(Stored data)
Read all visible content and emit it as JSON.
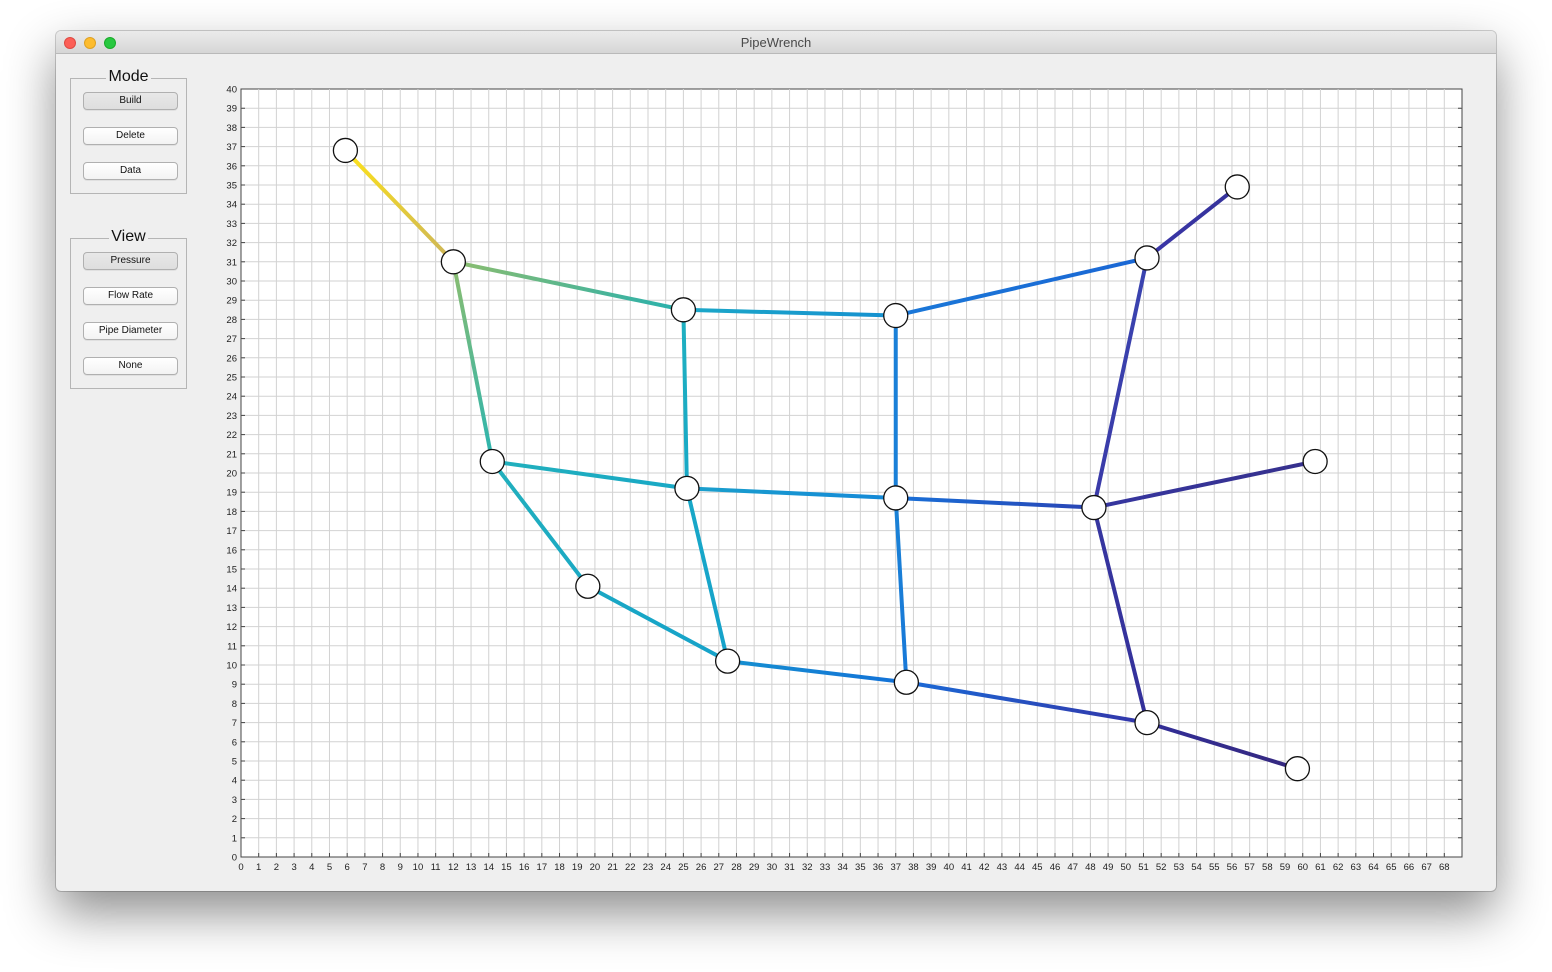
{
  "window": {
    "title": "PipeWrench"
  },
  "mode_panel": {
    "title": "Mode",
    "buttons": [
      {
        "label": "Build",
        "pressed": true
      },
      {
        "label": "Delete",
        "pressed": false
      },
      {
        "label": "Data",
        "pressed": false
      }
    ]
  },
  "view_panel": {
    "title": "View",
    "buttons": [
      {
        "label": "Pressure",
        "pressed": true
      },
      {
        "label": "Flow Rate",
        "pressed": false
      },
      {
        "label": "Pipe Diameter",
        "pressed": false
      },
      {
        "label": "None",
        "pressed": false
      }
    ]
  },
  "chart_data": {
    "type": "scatter",
    "title": "",
    "xlabel": "",
    "ylabel": "",
    "xlim": [
      0,
      69
    ],
    "ylim": [
      0,
      40
    ],
    "x_ticks_step": 1,
    "y_ticks_step": 1,
    "grid": true,
    "nodes": [
      {
        "id": "n1",
        "x": 5.9,
        "y": 36.8,
        "value_color": "#f5dc1e"
      },
      {
        "id": "n2",
        "x": 12.0,
        "y": 31.0,
        "value_color": "#96c06a"
      },
      {
        "id": "n3",
        "x": 25.0,
        "y": 28.5,
        "value_color": "#20b0b8"
      },
      {
        "id": "n4",
        "x": 37.0,
        "y": 28.2,
        "value_color": "#1590d0"
      },
      {
        "id": "n5",
        "x": 51.2,
        "y": 31.2,
        "value_color": "#2a4ab0"
      },
      {
        "id": "n6",
        "x": 56.3,
        "y": 34.9,
        "value_color": "#33349a"
      },
      {
        "id": "n7",
        "x": 14.2,
        "y": 20.6,
        "value_color": "#2ab4b0"
      },
      {
        "id": "n8",
        "x": 25.2,
        "y": 19.2,
        "value_color": "#18a8c6"
      },
      {
        "id": "n9",
        "x": 37.0,
        "y": 18.7,
        "value_color": "#1488d8"
      },
      {
        "id": "n10",
        "x": 48.2,
        "y": 18.2,
        "value_color": "#3036a0"
      },
      {
        "id": "n11",
        "x": 60.7,
        "y": 20.6,
        "value_color": "#33308c"
      },
      {
        "id": "n12",
        "x": 19.6,
        "y": 14.1,
        "value_color": "#1aa8c4"
      },
      {
        "id": "n13",
        "x": 27.5,
        "y": 10.2,
        "value_color": "#16a2ca"
      },
      {
        "id": "n14",
        "x": 37.6,
        "y": 9.1,
        "value_color": "#126ed8"
      },
      {
        "id": "n15",
        "x": 51.2,
        "y": 7.0,
        "value_color": "#302e9c"
      },
      {
        "id": "n16",
        "x": 59.7,
        "y": 4.6,
        "value_color": "#33287e"
      }
    ],
    "pipes": [
      {
        "from": "n1",
        "to": "n2",
        "color_from": "#fde21a",
        "color_to": "#cbb45a"
      },
      {
        "from": "n2",
        "to": "n3",
        "color_from": "#8dbd6e",
        "color_to": "#26b0ae"
      },
      {
        "from": "n2",
        "to": "n7",
        "color_from": "#8dbd6e",
        "color_to": "#2ab4b0"
      },
      {
        "from": "n3",
        "to": "n4",
        "color_from": "#1ca8c8",
        "color_to": "#1590d0"
      },
      {
        "from": "n4",
        "to": "n5",
        "color_from": "#1a78d8",
        "color_to": "#1a66d4"
      },
      {
        "from": "n5",
        "to": "n6",
        "color_from": "#3a36a8",
        "color_to": "#35329a"
      },
      {
        "from": "n3",
        "to": "n8",
        "color_from": "#1fb0c0",
        "color_to": "#18a8c6"
      },
      {
        "from": "n4",
        "to": "n9",
        "color_from": "#1a80d8",
        "color_to": "#1a80d8"
      },
      {
        "from": "n5",
        "to": "n10",
        "color_from": "#3a44b0",
        "color_to": "#3a3aa8"
      },
      {
        "from": "n7",
        "to": "n8",
        "color_from": "#22b0bc",
        "color_to": "#18a8c6"
      },
      {
        "from": "n8",
        "to": "n9",
        "color_from": "#1aa0cc",
        "color_to": "#1488d8"
      },
      {
        "from": "n9",
        "to": "n10",
        "color_from": "#1870d8",
        "color_to": "#2a44b4"
      },
      {
        "from": "n10",
        "to": "n11",
        "color_from": "#3636a0",
        "color_to": "#36308c"
      },
      {
        "from": "n7",
        "to": "n12",
        "color_from": "#22b0bc",
        "color_to": "#1aa8c4"
      },
      {
        "from": "n8",
        "to": "n13",
        "color_from": "#18a8c8",
        "color_to": "#16a2ca"
      },
      {
        "from": "n9",
        "to": "n14",
        "color_from": "#1a82d6",
        "color_to": "#1878d8"
      },
      {
        "from": "n10",
        "to": "n15",
        "color_from": "#3636a0",
        "color_to": "#34309a"
      },
      {
        "from": "n12",
        "to": "n13",
        "color_from": "#1aa8c4",
        "color_to": "#16a2ca"
      },
      {
        "from": "n13",
        "to": "n14",
        "color_from": "#1690d0",
        "color_to": "#1270d8"
      },
      {
        "from": "n14",
        "to": "n15",
        "color_from": "#1a6ad6",
        "color_to": "#3334a8"
      },
      {
        "from": "n15",
        "to": "n16",
        "color_from": "#322e98",
        "color_to": "#35287e"
      }
    ]
  }
}
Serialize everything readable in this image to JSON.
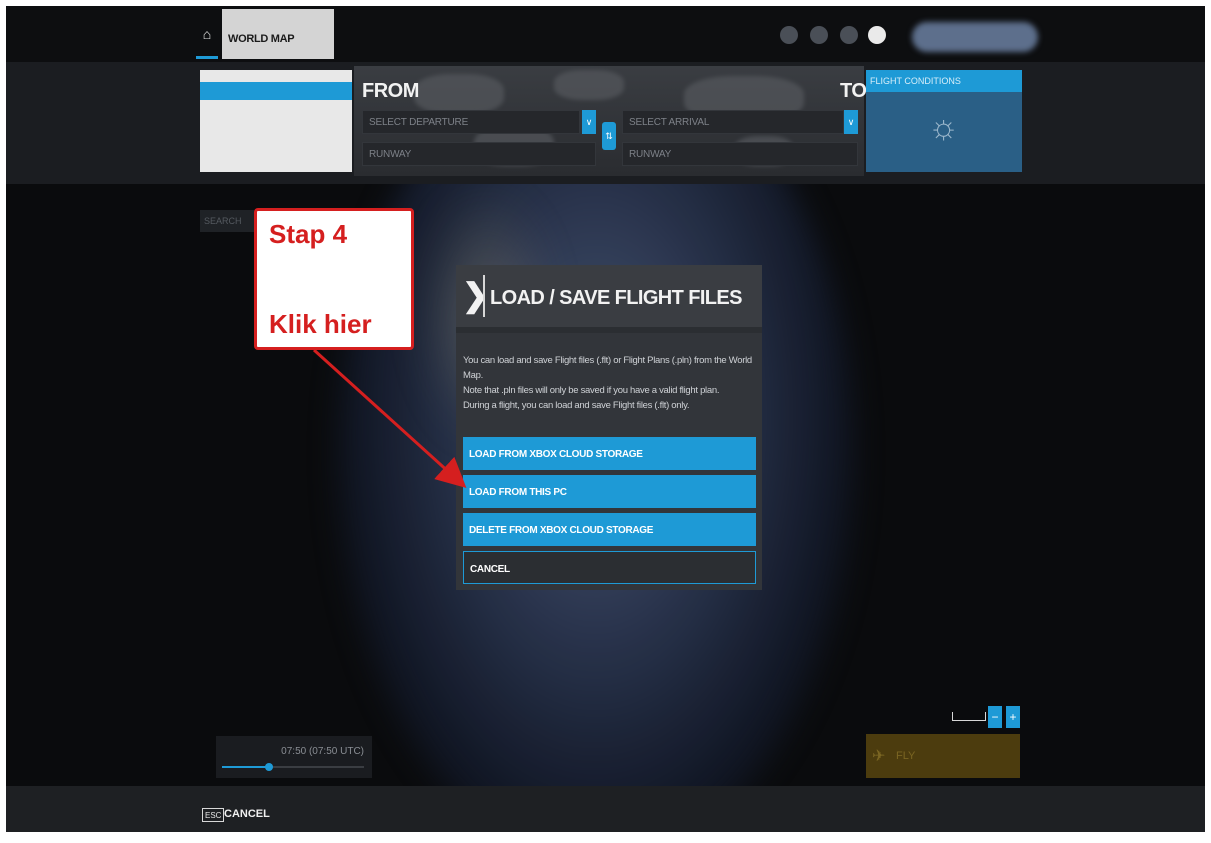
{
  "topbar": {
    "tab_label": "WORLD MAP"
  },
  "route": {
    "from_label": "FROM",
    "to_label": "TO",
    "departure_placeholder": "SELECT DEPARTURE",
    "arrival_placeholder": "SELECT ARRIVAL",
    "departure_runway": "RUNWAY",
    "arrival_runway": "RUNWAY"
  },
  "conditions": {
    "title": "FLIGHT CONDITIONS"
  },
  "search": {
    "label": "SEARCH"
  },
  "annotation": {
    "step": "Stap 4",
    "instruction": "Klik hier"
  },
  "dialog": {
    "title": "LOAD / SAVE FLIGHT FILES",
    "description_lines": [
      "You can load and save Flight files (.flt) or Flight Plans (.pln) from the World Map.",
      "Note that .pln files will only be saved if you have a valid flight plan.",
      "During a flight, you can load and save Flight files (.flt) only."
    ],
    "buttons": [
      "LOAD FROM XBOX CLOUD STORAGE",
      "LOAD FROM THIS PC",
      "DELETE FROM XBOX CLOUD STORAGE",
      "CANCEL"
    ]
  },
  "time": {
    "label": "07:50 (07:50 UTC)",
    "progress": 0.33
  },
  "fly": {
    "label": "FLY"
  },
  "footer": {
    "key": "ESC",
    "label": "CANCEL"
  },
  "colors": {
    "accent": "#1e9ad6",
    "annotation": "#d51f1f"
  }
}
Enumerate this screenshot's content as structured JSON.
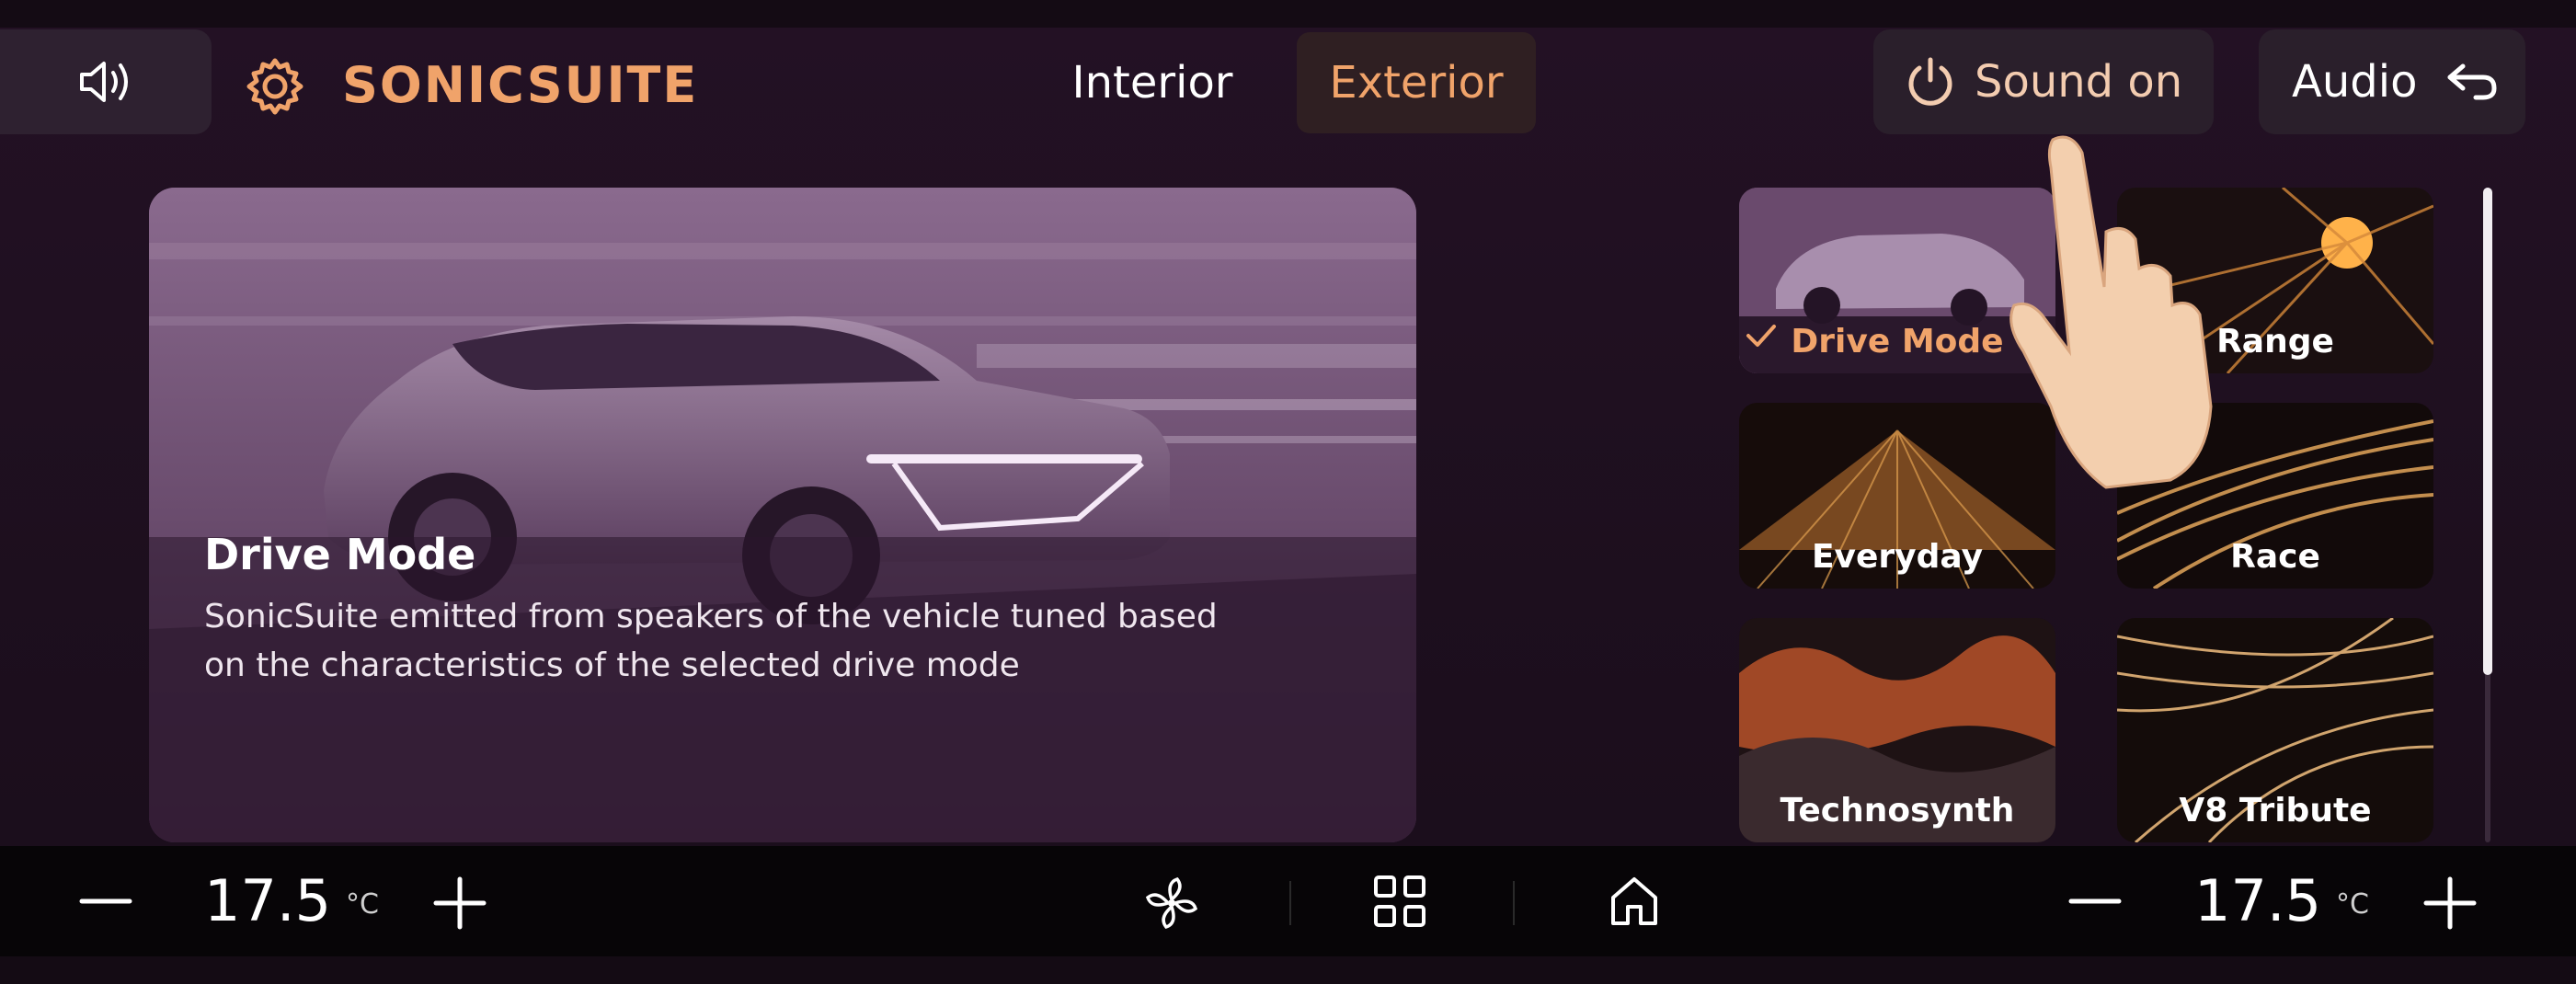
{
  "header": {
    "brand_title": "SONICSUITE",
    "tabs": [
      {
        "label": "Interior",
        "selected": false
      },
      {
        "label": "Exterior",
        "selected": true
      }
    ],
    "sound_button_label": "Sound on",
    "audio_button_label": "Audio"
  },
  "hero": {
    "title": "Drive Mode",
    "description": "SonicSuite emitted from speakers of the vehicle tuned based on the characteristics of the selected drive mode"
  },
  "sound_modes": [
    {
      "label": "Drive Mode",
      "selected": true
    },
    {
      "label": "Range",
      "selected": false
    },
    {
      "label": "Everyday",
      "selected": false
    },
    {
      "label": "Race",
      "selected": false
    },
    {
      "label": "Technosynth",
      "selected": false
    },
    {
      "label": "V8 Tribute",
      "selected": false
    }
  ],
  "climate": {
    "left_temp": "17.5",
    "right_temp": "17.5",
    "unit": "°C"
  },
  "icons": {
    "volume": "speaker-volume-icon",
    "settings": "gear-icon",
    "power": "power-icon",
    "back": "back-arrow-icon",
    "fan": "fan-icon",
    "apps": "grid-icon",
    "home": "home-icon"
  },
  "colors": {
    "accent": "#f0a36a",
    "background": "#1d0f1e",
    "bottom_bar": "#070507"
  }
}
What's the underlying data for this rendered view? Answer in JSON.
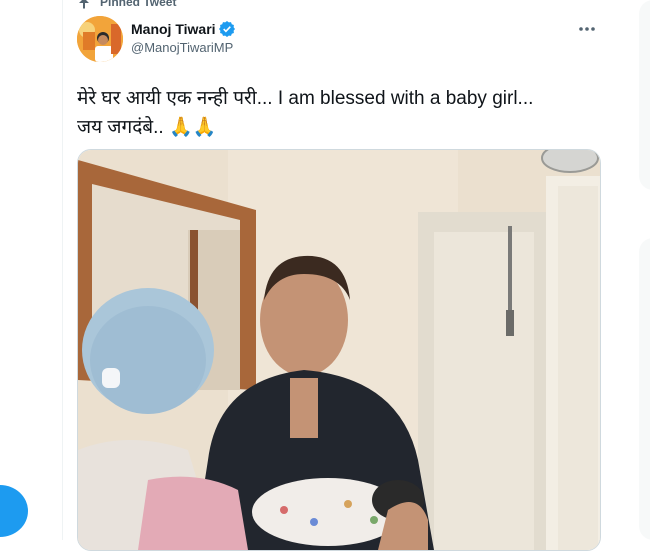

**Prompt:**
Read the lines above. Gather those in which the string "JSON" is found.

**Solved exercise:**
Read all visible content and emit it as JSON.
Serialize everything readable in this image to JSON.
Enumerate this screenshot's content as structured JSON.
What's the underlying data for this rendered view? Answer in JSON.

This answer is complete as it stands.